Entries from a visual dataset.
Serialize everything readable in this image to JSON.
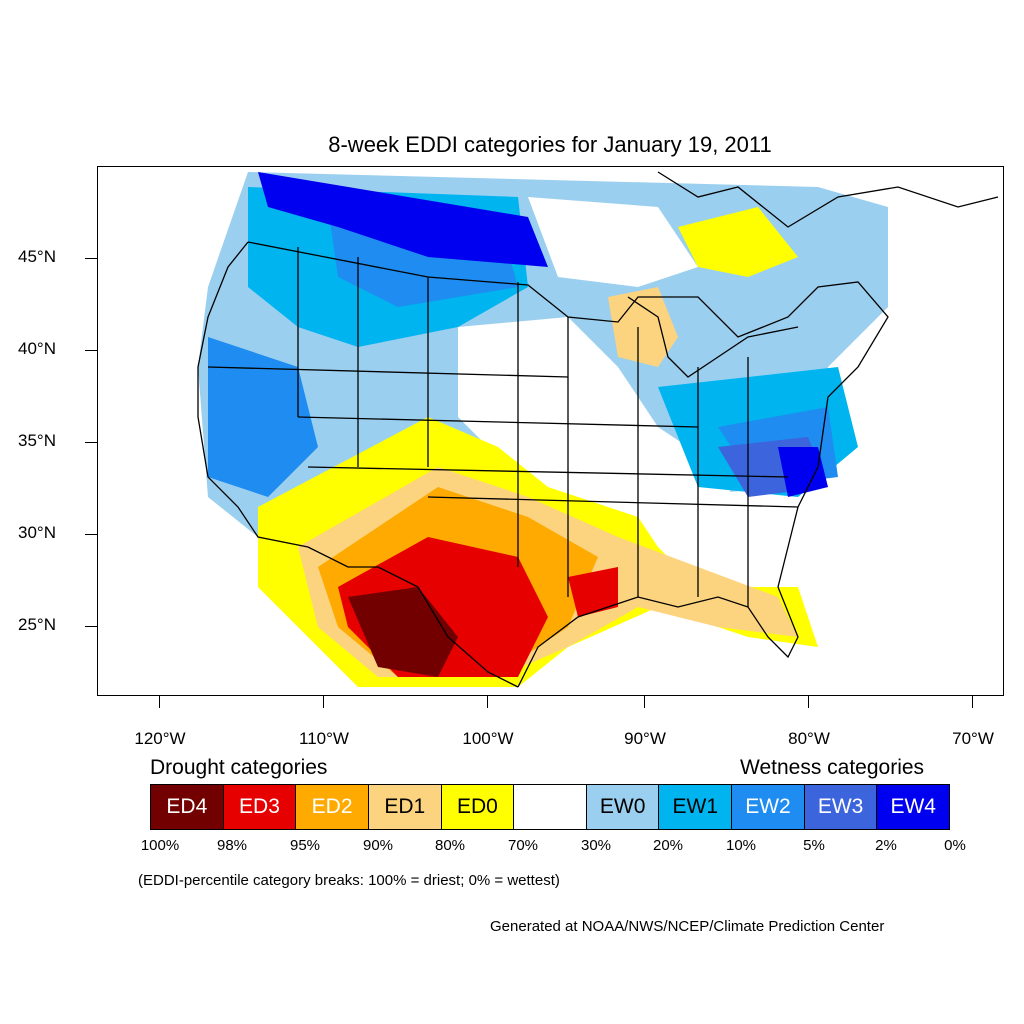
{
  "title": "8-week EDDI categories for January 19, 2011",
  "lat_labels": [
    "45°N",
    "40°N",
    "35°N",
    "30°N",
    "25°N"
  ],
  "lon_labels": [
    "120°W",
    "110°W",
    "100°W",
    "90°W",
    "80°W",
    "70°W"
  ],
  "legend": {
    "drought_heading": "Drought categories",
    "wetness_heading": "Wetness categories",
    "boxes": [
      {
        "label": "ED4",
        "color": "#730000",
        "text_color": "#ffffff"
      },
      {
        "label": "ED3",
        "color": "#e60000",
        "text_color": "#ffffff"
      },
      {
        "label": "ED2",
        "color": "#ffaa00",
        "text_color": "#ffffff"
      },
      {
        "label": "ED1",
        "color": "#fcd37f",
        "text_color": "#000000"
      },
      {
        "label": "ED0",
        "color": "#ffff00",
        "text_color": "#000000"
      },
      {
        "label": "",
        "color": "#ffffff",
        "text_color": "#000000"
      },
      {
        "label": "EW0",
        "color": "#9bcfef",
        "text_color": "#000000"
      },
      {
        "label": "EW1",
        "color": "#00b4f0",
        "text_color": "#000000"
      },
      {
        "label": "EW2",
        "color": "#1e8cf0",
        "text_color": "#ffffff"
      },
      {
        "label": "EW3",
        "color": "#3c64dc",
        "text_color": "#ffffff"
      },
      {
        "label": "EW4",
        "color": "#0000f0",
        "text_color": "#ffffff"
      }
    ],
    "percentiles": [
      "100%",
      "98%",
      "95%",
      "90%",
      "80%",
      "70%",
      "30%",
      "20%",
      "10%",
      "5%",
      "2%",
      "0%"
    ]
  },
  "note": "(EDDI-percentile category breaks: 100% = driest; 0% = wettest)",
  "credit": "Generated at NOAA/NWS/NCEP/Climate Prediction Center"
}
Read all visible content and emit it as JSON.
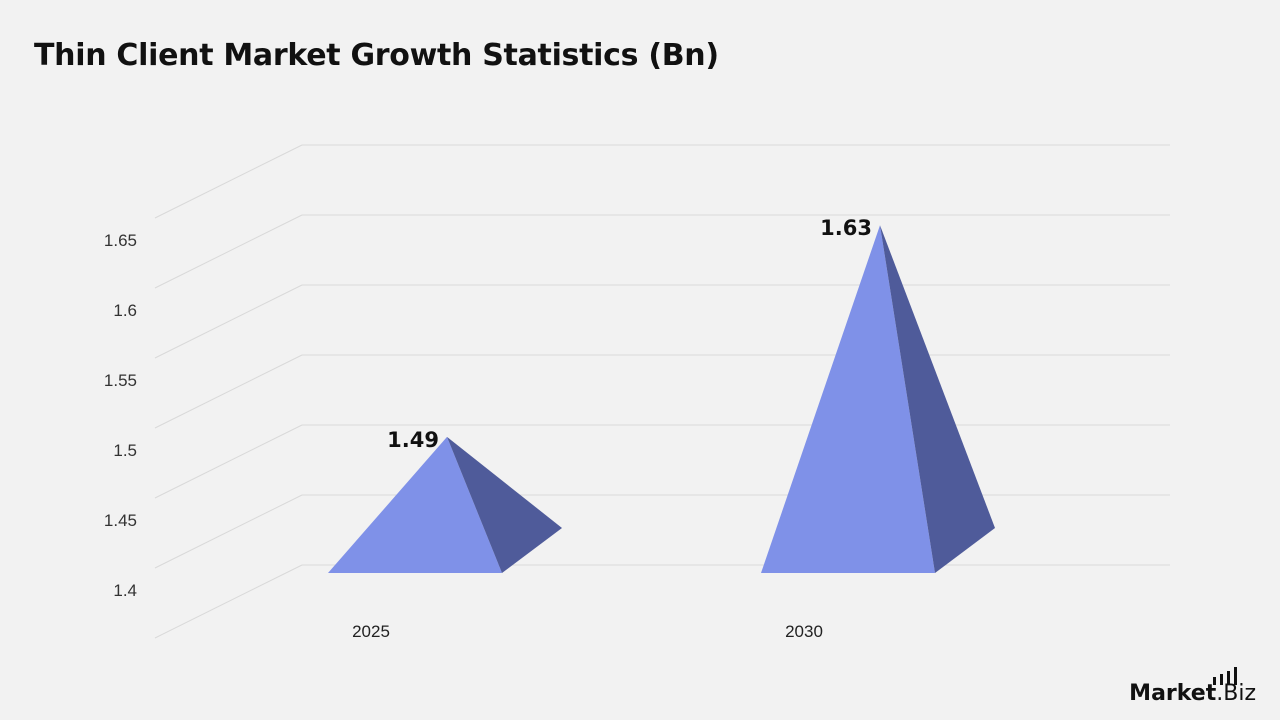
{
  "chart_data": {
    "type": "bar",
    "title": "Thin Client Market Growth Statistics (Bn)",
    "categories": [
      "2025",
      "2030"
    ],
    "values": [
      1.49,
      1.63
    ],
    "data_labels": [
      "1.49",
      "1.63"
    ],
    "ylim": [
      1.4,
      1.65
    ],
    "yticks": [
      "1.4",
      "1.45",
      "1.5",
      "1.55",
      "1.6",
      "1.65"
    ],
    "xlabel": "",
    "ylabel": "",
    "grid": true,
    "legend": "none",
    "shape": "pyramid",
    "colors": {
      "face": "#7f91e8",
      "side": "#4f5b9a",
      "grid": "#d9d9d9"
    }
  },
  "logo": {
    "brand": "Market",
    "suffix": ".Biz"
  }
}
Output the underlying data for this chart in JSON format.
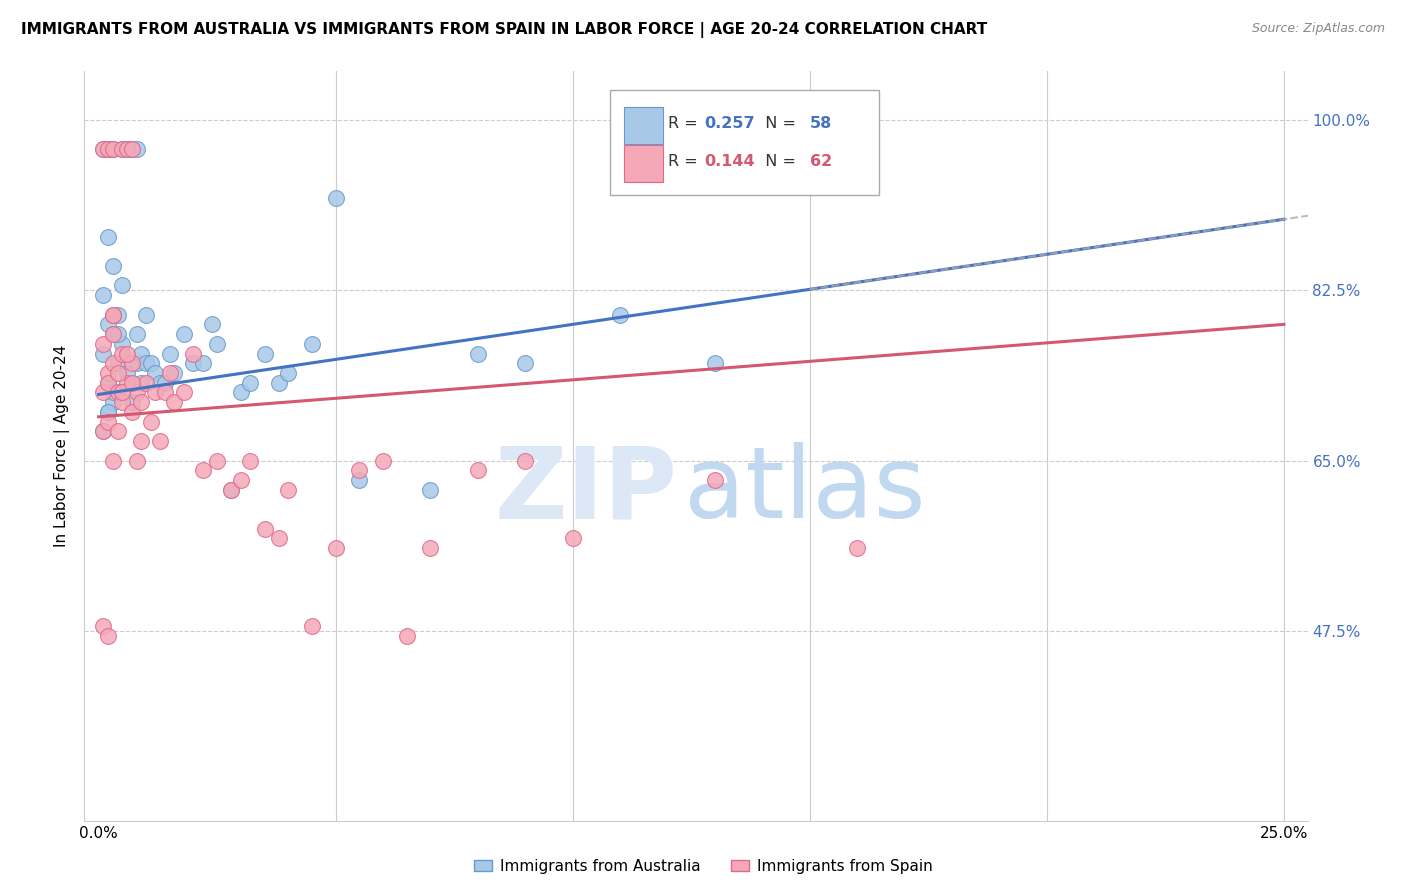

Stated goal.
Copy out every line where the word "JSON" occurs.

The solution.
Serialize everything readable in this image to JSON.
Read all visible content and emit it as JSON.
Output the underlying data for this chart in JSON format.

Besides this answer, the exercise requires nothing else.